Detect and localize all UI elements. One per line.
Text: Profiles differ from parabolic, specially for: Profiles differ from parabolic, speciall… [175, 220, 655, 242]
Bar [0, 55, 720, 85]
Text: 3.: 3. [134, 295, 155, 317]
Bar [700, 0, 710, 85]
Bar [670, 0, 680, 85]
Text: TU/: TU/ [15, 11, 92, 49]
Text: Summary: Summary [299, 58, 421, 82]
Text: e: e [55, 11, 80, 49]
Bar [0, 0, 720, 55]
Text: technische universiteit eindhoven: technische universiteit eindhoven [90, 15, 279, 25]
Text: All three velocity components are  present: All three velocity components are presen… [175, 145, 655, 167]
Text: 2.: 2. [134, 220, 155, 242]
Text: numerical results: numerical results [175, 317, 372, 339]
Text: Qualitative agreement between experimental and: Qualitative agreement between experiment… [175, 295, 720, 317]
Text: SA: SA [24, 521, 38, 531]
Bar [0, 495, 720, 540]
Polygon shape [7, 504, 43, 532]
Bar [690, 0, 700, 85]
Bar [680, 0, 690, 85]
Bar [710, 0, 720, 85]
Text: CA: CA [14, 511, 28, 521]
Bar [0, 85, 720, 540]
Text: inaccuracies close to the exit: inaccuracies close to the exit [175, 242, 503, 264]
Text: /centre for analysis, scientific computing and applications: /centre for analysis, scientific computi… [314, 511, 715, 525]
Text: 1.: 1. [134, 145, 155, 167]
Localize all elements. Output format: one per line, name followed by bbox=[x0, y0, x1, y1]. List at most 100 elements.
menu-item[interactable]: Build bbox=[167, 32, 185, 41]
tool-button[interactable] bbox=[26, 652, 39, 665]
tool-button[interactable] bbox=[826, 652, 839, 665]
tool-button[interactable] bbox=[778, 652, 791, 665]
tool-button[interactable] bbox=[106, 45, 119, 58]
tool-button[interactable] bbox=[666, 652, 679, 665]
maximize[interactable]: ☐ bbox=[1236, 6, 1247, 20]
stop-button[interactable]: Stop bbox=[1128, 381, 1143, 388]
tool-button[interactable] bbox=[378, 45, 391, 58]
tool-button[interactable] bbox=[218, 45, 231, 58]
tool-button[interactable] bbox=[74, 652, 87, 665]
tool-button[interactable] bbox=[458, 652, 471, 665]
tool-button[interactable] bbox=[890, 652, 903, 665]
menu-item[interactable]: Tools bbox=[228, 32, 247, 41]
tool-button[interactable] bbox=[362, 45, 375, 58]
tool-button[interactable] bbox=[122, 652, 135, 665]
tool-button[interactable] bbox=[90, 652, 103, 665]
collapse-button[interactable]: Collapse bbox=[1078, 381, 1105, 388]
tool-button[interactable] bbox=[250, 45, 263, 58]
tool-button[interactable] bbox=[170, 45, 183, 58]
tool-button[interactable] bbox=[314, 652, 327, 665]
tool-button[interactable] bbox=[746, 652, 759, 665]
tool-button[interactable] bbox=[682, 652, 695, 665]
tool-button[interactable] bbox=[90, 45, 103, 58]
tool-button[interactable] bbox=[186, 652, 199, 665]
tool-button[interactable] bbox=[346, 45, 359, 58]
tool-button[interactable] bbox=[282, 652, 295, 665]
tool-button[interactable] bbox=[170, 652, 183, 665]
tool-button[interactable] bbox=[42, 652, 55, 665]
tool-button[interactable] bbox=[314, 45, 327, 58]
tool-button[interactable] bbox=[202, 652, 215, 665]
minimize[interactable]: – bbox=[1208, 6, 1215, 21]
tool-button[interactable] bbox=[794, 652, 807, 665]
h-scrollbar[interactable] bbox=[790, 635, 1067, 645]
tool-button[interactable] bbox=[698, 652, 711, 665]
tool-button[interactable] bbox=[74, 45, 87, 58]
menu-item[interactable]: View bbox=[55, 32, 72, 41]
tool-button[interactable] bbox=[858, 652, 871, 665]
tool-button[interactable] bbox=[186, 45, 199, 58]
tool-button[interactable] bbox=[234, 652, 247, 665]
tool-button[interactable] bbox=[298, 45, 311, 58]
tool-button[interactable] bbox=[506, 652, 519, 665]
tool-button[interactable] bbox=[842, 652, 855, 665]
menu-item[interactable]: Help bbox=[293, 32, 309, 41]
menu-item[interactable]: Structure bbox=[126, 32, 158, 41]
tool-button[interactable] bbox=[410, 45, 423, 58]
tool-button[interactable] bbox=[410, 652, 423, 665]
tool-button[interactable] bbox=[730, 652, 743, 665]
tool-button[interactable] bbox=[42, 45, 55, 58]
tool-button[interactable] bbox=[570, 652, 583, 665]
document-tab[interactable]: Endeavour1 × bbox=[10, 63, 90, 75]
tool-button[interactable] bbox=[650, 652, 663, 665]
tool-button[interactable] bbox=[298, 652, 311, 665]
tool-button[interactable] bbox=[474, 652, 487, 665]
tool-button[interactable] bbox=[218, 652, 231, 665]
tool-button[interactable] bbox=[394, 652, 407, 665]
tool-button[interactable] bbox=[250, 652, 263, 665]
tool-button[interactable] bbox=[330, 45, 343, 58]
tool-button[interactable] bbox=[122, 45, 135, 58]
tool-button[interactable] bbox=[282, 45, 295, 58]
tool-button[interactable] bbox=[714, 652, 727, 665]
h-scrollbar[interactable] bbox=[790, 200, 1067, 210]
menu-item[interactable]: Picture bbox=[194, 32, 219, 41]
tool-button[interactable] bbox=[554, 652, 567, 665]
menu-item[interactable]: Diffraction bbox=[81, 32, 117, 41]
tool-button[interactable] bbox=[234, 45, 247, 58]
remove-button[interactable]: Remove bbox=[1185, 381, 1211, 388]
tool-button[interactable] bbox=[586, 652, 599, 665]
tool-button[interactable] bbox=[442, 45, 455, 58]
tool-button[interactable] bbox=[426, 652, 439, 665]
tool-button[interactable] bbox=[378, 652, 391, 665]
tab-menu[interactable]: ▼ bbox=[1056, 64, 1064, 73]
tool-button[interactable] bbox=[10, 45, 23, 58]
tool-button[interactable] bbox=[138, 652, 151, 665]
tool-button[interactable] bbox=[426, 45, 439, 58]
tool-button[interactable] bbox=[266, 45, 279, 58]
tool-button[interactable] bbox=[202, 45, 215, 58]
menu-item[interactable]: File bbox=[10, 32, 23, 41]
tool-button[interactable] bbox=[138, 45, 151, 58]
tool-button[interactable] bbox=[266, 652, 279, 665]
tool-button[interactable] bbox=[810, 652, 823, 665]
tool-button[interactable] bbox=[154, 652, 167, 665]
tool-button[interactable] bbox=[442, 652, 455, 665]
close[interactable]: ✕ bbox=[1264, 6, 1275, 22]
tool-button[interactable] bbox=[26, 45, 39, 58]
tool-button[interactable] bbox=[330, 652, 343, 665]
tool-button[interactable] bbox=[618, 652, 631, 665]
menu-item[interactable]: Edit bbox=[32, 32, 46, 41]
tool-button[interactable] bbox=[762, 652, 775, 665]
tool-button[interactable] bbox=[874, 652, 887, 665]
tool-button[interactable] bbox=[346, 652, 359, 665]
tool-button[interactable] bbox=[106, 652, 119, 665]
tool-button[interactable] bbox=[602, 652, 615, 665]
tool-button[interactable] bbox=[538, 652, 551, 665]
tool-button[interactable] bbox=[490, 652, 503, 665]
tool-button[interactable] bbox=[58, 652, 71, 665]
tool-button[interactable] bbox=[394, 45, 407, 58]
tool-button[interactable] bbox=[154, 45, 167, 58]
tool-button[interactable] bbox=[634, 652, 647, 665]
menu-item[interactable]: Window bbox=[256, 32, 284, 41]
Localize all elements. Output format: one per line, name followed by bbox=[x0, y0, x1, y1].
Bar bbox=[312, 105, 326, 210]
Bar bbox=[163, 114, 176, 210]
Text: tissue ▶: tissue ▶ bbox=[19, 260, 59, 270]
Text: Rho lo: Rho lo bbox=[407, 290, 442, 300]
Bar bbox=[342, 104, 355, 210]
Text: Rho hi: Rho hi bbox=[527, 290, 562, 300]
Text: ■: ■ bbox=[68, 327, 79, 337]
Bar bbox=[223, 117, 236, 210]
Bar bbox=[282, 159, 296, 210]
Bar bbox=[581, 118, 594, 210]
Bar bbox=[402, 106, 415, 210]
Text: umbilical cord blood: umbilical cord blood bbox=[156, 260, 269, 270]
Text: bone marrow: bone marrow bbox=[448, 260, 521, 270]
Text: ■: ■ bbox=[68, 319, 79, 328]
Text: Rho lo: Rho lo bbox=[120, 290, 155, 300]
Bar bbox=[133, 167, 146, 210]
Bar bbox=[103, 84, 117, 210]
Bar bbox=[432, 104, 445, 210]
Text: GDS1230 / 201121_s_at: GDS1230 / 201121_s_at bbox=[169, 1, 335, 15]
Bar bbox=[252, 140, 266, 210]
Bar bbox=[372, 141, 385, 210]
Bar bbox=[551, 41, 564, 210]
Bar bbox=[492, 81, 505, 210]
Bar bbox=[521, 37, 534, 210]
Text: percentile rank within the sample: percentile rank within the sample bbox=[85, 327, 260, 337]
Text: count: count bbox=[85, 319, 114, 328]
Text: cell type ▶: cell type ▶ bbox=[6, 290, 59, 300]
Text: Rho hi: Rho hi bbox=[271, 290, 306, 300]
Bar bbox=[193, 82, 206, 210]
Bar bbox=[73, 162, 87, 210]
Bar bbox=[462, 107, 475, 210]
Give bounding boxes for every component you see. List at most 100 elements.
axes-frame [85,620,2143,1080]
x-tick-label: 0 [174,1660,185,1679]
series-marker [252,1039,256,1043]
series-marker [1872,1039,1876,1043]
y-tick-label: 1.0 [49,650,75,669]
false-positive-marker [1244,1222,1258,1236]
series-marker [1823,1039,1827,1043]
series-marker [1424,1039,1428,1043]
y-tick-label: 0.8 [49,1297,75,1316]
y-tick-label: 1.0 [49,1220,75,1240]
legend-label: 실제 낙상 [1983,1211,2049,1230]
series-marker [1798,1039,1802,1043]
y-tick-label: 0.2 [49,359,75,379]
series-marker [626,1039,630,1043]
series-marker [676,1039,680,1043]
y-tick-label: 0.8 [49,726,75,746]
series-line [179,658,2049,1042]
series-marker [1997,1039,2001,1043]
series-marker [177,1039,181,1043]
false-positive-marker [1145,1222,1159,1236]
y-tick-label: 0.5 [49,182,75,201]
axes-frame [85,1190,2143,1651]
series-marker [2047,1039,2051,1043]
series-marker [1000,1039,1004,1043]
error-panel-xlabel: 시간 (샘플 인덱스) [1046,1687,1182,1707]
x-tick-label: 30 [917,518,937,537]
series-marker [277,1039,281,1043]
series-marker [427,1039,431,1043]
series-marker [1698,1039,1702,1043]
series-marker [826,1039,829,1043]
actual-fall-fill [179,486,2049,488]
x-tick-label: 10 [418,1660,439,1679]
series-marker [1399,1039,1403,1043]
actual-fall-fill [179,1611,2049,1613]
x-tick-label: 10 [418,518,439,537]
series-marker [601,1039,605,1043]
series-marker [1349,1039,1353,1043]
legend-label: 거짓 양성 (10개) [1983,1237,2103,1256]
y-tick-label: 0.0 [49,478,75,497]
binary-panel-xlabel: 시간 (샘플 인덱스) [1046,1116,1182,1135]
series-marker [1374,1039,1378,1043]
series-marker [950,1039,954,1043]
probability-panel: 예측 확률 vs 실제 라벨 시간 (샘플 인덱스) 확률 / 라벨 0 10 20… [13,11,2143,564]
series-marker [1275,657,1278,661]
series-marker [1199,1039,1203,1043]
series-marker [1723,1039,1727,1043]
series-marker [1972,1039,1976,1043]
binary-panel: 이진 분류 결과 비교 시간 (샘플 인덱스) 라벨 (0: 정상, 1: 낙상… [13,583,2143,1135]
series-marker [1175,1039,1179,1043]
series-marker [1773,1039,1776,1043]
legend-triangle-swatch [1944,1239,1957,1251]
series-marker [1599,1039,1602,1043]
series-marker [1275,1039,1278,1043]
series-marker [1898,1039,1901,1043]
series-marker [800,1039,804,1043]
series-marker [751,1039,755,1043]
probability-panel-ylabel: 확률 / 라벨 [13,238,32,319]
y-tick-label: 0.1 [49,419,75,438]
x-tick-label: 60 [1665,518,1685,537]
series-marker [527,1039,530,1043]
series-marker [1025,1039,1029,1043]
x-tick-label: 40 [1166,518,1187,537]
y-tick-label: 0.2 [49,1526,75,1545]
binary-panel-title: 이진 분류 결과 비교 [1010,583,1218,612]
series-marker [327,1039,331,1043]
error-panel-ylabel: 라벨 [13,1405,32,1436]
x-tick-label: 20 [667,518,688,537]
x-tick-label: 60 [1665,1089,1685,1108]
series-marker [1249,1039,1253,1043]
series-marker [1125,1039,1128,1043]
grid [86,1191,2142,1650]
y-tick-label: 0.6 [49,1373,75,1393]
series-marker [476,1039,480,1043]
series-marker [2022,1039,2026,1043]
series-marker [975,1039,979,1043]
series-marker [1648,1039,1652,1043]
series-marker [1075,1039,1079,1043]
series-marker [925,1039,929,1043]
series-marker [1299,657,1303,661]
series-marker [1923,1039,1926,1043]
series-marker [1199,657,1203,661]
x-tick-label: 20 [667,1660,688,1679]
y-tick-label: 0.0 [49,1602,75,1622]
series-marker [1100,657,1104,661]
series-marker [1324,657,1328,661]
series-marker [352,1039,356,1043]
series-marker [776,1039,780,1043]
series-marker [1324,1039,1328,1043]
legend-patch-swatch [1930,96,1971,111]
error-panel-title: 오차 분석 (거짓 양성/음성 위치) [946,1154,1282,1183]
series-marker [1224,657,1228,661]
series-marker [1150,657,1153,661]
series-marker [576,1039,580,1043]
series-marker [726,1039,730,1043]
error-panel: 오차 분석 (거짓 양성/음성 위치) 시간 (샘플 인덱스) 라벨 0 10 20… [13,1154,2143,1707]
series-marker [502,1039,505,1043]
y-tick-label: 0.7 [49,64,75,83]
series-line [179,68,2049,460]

▬▬▬▬▬▬

◆ Description of the task
Replace "localize" with "locate" in everything from the start of the listing down to the line containing "Bar [0, 0, 720, 55]", and give only those lines with all else unchanged.

◆ Result of the exercise
Detect and locate all UI elements. One per line.
Text: Profiles differ from parabolic, specially for: Profiles differ from parabolic, speciall… [175, 220, 655, 242]
Bar [0, 55, 720, 85]
Text: 3.: 3. [134, 295, 155, 317]
Bar [700, 0, 710, 85]
Bar [670, 0, 680, 85]
Text: TU/: TU/ [15, 11, 92, 49]
Text: Summary: Summary [299, 58, 421, 82]
Text: e: e [55, 11, 80, 49]
Bar [0, 0, 720, 55]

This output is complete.